Dataset records
──────
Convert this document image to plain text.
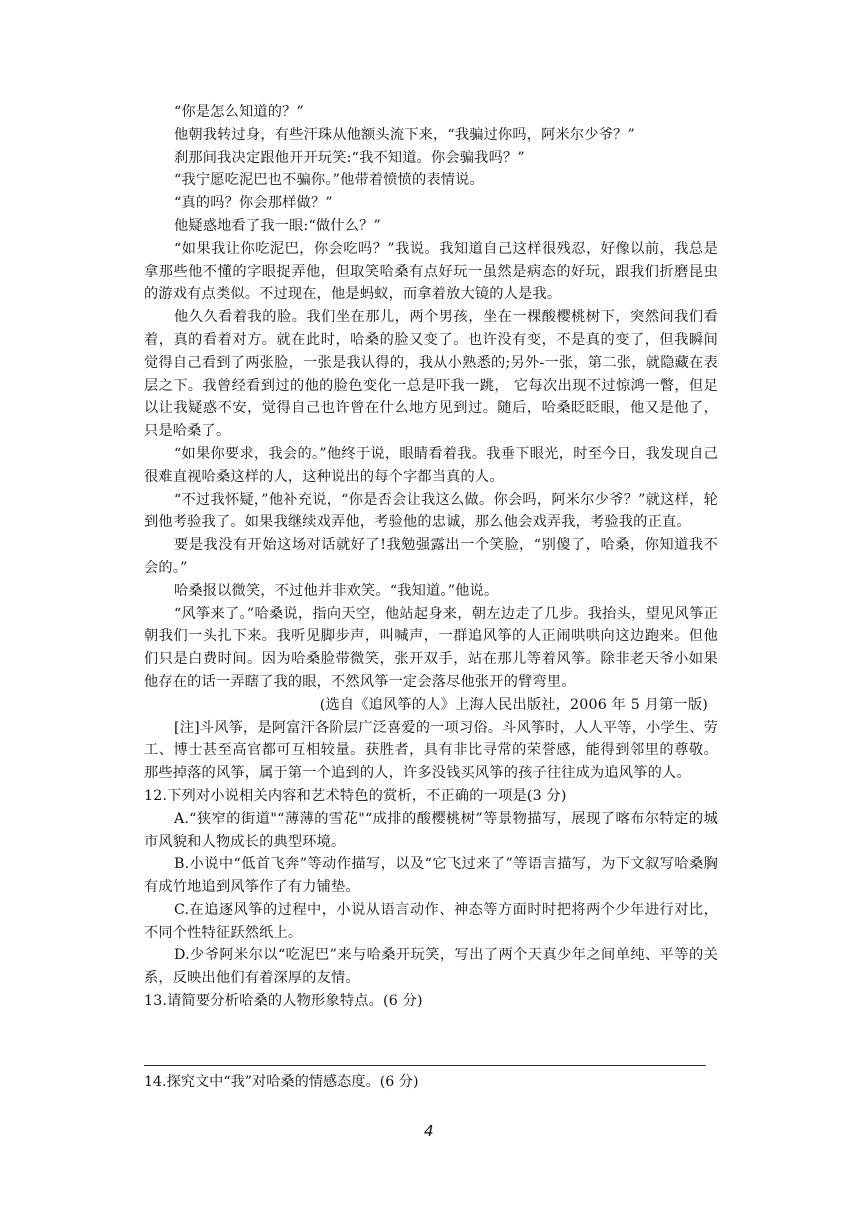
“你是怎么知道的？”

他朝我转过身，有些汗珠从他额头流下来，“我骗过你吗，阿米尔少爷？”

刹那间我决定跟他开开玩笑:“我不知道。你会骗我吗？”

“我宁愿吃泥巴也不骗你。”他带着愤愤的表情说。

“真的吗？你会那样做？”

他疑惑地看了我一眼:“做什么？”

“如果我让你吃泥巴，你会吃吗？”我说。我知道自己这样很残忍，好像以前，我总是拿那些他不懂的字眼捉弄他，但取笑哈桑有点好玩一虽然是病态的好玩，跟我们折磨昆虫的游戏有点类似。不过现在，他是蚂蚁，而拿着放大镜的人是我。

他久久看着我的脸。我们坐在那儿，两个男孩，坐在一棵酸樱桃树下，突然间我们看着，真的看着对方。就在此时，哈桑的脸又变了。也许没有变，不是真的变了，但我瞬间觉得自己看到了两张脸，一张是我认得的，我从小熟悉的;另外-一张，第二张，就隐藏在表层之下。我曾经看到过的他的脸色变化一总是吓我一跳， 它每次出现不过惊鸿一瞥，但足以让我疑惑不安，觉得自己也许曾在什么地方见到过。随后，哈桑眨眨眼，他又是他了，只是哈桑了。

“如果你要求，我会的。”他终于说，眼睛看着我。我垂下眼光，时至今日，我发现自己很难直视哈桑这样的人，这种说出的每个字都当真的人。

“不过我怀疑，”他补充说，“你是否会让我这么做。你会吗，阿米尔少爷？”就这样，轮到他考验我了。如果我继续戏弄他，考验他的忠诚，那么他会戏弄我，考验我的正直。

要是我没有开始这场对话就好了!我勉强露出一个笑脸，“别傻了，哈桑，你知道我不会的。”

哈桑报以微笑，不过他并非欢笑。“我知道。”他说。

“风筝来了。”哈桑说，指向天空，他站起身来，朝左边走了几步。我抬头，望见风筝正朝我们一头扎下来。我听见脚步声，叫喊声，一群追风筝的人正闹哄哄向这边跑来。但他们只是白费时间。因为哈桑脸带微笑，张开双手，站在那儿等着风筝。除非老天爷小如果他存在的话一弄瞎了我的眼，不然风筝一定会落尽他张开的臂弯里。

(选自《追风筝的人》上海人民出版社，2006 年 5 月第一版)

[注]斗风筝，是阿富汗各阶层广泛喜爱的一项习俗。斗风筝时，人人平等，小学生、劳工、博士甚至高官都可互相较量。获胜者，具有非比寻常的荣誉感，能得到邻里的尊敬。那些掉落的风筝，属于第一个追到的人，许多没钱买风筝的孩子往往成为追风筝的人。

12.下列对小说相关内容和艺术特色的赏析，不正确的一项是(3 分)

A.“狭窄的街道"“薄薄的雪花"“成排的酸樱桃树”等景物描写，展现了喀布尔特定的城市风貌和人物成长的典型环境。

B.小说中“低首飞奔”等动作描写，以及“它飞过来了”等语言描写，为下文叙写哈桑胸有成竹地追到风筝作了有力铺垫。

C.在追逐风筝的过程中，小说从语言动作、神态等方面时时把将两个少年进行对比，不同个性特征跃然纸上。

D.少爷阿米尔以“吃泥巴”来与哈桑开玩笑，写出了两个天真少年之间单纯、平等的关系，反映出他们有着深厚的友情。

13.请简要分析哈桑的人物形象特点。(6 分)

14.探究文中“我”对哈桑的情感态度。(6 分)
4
──────
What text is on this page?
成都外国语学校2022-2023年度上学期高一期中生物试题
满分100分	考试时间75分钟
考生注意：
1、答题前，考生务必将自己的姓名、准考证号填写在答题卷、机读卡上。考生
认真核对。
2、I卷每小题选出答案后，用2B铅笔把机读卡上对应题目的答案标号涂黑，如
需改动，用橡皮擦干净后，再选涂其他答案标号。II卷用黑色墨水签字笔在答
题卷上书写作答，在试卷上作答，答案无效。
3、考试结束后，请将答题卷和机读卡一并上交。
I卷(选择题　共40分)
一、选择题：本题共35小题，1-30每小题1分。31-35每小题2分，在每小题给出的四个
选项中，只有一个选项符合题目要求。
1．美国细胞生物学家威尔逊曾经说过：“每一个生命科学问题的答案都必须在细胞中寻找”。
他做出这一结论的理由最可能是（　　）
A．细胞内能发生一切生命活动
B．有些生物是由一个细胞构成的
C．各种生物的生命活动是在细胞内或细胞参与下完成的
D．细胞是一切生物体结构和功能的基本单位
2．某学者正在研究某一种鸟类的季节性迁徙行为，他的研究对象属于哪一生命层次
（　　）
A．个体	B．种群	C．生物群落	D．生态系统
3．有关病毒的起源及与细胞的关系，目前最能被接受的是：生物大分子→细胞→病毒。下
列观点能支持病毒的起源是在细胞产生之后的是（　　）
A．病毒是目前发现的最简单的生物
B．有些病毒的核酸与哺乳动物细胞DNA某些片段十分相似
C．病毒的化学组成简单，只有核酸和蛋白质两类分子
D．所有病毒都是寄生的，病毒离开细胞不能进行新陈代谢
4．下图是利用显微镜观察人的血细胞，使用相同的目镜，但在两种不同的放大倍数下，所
──────
Return all lines containing "this".

Convert this document image to plain text.
What text is on this page?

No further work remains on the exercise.